The exercise: Output the material beneath exactly, leaving nothing out.

-------------------------

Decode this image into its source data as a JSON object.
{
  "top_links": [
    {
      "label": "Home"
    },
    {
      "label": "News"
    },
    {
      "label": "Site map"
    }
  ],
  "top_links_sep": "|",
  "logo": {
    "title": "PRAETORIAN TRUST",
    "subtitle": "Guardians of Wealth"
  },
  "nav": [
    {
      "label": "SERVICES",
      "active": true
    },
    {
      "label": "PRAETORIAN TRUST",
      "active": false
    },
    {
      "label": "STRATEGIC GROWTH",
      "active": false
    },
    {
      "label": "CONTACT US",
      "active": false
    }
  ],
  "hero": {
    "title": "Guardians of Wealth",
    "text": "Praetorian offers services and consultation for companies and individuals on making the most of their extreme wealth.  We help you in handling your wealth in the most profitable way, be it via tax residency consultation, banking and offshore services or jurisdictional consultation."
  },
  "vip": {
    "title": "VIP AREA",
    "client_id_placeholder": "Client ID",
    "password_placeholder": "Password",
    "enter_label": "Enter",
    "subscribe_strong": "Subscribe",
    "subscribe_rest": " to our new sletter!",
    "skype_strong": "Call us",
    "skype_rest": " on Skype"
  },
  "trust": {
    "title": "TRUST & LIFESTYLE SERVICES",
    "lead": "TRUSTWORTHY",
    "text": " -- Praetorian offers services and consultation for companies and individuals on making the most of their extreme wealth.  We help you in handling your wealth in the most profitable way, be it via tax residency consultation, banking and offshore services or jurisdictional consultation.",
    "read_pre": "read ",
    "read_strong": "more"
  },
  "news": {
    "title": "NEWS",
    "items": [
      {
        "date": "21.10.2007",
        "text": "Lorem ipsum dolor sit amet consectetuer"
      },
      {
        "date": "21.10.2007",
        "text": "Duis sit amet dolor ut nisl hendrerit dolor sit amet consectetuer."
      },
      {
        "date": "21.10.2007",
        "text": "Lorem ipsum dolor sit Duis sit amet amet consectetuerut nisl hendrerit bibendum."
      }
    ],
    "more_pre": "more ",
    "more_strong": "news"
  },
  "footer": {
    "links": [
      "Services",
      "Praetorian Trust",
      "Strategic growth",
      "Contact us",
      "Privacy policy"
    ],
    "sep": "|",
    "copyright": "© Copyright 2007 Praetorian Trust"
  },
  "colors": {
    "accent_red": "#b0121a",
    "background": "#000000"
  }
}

-------------------------

Exercise response:
Decode this image into its source data as a JSON object.
{
  "top_links": [
    {
      "label": "Home"
    },
    {
      "label": "News"
    },
    {
      "label": "Site map"
    }
  ],
  "top_links_sep": "|",
  "logo": {
    "title": "PRAETORIAN TRUST",
    "subtitle": "Guardians of Wealth"
  },
  "nav": [
    {
      "label": "SERVICES",
      "active": true
    },
    {
      "label": "PRAETORIAN TRUST",
      "active": false
    },
    {
      "label": "STRATEGIC GROWTH",
      "active": false
    },
    {
      "label": "CONTACT US",
      "active": false
    }
  ],
  "hero": {
    "title": "Guardians of Wealth",
    "text": "Praetorian offers services and consultation for companies and individuals on making the most of their extreme wealth.  We help you in handling your wealth in the most profitable way, be it via tax residency consultation, banking and offshore services or jurisdictional consultation."
  },
  "vip": {
    "title": "VIP AREA",
    "client_id_placeholder": "Client ID",
    "password_placeholder": "Password",
    "enter_label": "Enter",
    "subscribe_strong": "Subscribe",
    "subscribe_rest": " to our new sletter!",
    "skype_strong": "Call us",
    "skype_rest": " on Skype"
  },
  "trust": {
    "title": "TRUST & LIFESTYLE SERVICES",
    "lead": "TRUSTWORTHY",
    "text": " -- Praetorian offers services and consultation for companies and individuals on making the most of their extreme wealth.  We help you in handling your wealth in the most profitable way, be it via tax residency consultation, banking and offshore services or jurisdictional consultation.",
    "read_pre": "read ",
    "read_strong": "more"
  },
  "news": {
    "title": "NEWS",
    "items": [
      {
        "date": "21.10.2007",
        "text": "Lorem ipsum dolor sit amet consectetuer"
      },
      {
        "date": "21.10.2007",
        "text": "Duis sit amet dolor ut nisl hendrerit dolor sit amet consectetuer."
      },
      {
        "date": "21.10.2007",
        "text": "Lorem ipsum dolor sit Duis sit amet amet consectetuerut nisl hendrerit bibendum."
      }
    ],
    "more_pre": "more ",
    "more_strong": "news"
  },
  "footer": {
    "links": [
      "Services",
      "Praetorian Trust",
      "Strategic growth",
      "Contact us",
      "Privacy policy"
    ],
    "sep": "|",
    "copyright": "© Copyright 2007 Praetorian Trust"
  },
  "colors": {
    "accent_red": "#b0121a",
    "background": "#000000"
  }
}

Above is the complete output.